[Your instructions]
Which lines in the material below contain the word "перемещении"? Copy each of them.

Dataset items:
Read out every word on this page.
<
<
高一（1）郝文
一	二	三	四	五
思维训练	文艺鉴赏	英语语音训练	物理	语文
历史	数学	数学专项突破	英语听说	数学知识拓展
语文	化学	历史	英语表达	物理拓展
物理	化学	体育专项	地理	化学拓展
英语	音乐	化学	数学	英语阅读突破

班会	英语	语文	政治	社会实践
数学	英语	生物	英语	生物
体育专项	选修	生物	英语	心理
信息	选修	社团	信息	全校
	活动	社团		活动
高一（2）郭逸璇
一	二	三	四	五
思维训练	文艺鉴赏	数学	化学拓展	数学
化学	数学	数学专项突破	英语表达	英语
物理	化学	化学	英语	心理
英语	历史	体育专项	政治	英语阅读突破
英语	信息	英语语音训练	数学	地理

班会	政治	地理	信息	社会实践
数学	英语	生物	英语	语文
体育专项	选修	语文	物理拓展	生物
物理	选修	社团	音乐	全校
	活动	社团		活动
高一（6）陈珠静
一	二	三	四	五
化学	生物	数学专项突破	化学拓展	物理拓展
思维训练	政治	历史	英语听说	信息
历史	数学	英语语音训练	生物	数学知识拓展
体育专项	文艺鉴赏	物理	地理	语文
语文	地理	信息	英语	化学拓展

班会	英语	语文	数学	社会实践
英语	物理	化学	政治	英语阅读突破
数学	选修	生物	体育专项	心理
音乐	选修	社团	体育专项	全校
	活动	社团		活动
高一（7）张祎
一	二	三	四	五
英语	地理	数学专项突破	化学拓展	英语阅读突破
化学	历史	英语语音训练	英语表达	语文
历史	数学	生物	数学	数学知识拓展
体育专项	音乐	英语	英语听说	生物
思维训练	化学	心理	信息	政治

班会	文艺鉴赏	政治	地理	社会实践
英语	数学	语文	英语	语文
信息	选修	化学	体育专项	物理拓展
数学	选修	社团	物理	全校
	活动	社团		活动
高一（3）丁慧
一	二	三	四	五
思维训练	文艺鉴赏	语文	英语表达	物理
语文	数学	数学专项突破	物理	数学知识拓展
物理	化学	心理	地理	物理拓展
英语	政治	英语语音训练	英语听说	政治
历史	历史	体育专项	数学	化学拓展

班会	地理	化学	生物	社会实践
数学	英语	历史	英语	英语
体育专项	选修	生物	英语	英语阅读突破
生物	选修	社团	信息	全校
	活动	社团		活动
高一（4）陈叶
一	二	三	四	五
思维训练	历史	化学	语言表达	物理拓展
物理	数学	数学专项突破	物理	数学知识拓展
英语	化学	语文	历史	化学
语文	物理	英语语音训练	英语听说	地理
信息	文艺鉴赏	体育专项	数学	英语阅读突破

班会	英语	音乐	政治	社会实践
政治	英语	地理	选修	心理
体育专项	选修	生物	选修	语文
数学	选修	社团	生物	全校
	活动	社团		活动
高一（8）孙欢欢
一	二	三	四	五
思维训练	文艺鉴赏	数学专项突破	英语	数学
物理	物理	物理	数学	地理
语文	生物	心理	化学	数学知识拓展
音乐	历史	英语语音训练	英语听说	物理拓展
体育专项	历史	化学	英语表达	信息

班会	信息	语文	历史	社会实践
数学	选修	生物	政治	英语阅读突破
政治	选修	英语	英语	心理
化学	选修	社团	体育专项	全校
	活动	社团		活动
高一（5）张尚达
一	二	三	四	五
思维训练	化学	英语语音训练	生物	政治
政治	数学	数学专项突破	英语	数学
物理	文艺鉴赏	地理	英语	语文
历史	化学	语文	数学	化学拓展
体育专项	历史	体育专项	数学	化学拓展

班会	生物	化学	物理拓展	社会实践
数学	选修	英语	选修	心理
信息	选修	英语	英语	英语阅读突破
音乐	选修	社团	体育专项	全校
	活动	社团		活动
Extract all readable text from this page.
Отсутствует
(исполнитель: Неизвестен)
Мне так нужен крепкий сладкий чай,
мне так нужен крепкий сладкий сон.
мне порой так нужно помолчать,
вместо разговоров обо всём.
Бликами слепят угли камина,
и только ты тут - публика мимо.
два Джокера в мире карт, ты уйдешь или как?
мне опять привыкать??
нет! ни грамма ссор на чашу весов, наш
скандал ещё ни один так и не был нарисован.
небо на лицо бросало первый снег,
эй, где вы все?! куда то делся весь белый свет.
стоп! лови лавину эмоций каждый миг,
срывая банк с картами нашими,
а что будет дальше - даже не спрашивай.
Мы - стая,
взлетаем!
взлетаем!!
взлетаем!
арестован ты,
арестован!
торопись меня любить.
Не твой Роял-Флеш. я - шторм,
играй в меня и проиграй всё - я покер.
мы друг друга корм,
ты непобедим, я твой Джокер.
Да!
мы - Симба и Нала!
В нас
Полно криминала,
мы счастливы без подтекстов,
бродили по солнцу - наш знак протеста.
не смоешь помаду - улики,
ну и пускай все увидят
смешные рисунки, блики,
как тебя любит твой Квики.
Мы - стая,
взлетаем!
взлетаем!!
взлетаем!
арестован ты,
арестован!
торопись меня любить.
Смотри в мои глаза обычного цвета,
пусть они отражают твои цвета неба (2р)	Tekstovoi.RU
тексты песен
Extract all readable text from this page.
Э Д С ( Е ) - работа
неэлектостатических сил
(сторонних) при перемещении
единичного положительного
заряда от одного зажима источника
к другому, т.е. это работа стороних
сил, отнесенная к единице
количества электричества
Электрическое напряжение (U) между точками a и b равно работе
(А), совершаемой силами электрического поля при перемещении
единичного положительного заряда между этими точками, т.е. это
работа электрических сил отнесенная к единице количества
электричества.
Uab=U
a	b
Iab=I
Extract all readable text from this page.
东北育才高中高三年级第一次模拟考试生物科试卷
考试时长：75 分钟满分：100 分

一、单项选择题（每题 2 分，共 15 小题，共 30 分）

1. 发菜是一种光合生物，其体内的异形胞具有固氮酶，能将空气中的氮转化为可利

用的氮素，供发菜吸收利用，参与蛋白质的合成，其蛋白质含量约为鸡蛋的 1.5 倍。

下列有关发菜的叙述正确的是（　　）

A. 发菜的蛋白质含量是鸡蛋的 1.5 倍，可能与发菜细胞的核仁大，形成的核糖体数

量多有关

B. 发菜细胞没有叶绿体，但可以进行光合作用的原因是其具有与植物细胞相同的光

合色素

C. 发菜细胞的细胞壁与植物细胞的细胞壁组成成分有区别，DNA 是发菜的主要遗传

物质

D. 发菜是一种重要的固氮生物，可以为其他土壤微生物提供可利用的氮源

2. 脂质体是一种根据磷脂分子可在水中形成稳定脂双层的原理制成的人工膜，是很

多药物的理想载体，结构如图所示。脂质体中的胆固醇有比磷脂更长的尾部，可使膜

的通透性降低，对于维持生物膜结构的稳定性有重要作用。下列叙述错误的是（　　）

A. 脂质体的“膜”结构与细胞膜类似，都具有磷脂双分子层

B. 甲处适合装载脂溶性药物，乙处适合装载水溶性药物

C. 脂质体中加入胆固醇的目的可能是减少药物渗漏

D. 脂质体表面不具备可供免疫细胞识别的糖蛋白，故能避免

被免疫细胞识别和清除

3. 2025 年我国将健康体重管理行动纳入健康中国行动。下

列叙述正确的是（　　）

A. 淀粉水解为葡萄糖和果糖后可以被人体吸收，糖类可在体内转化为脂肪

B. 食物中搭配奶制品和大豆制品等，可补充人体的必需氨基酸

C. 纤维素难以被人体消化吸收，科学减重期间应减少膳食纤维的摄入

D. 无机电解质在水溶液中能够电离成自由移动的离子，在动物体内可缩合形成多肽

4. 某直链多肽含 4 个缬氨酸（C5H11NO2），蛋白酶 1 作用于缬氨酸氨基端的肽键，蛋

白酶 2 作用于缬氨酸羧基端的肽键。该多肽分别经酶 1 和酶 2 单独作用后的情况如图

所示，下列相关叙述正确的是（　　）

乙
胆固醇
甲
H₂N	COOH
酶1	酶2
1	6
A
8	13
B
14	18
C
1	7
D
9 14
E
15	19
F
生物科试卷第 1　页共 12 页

[Problem solution]
(сторонних) при перемещении
(А), совершаемой силами электрического поля при перемещении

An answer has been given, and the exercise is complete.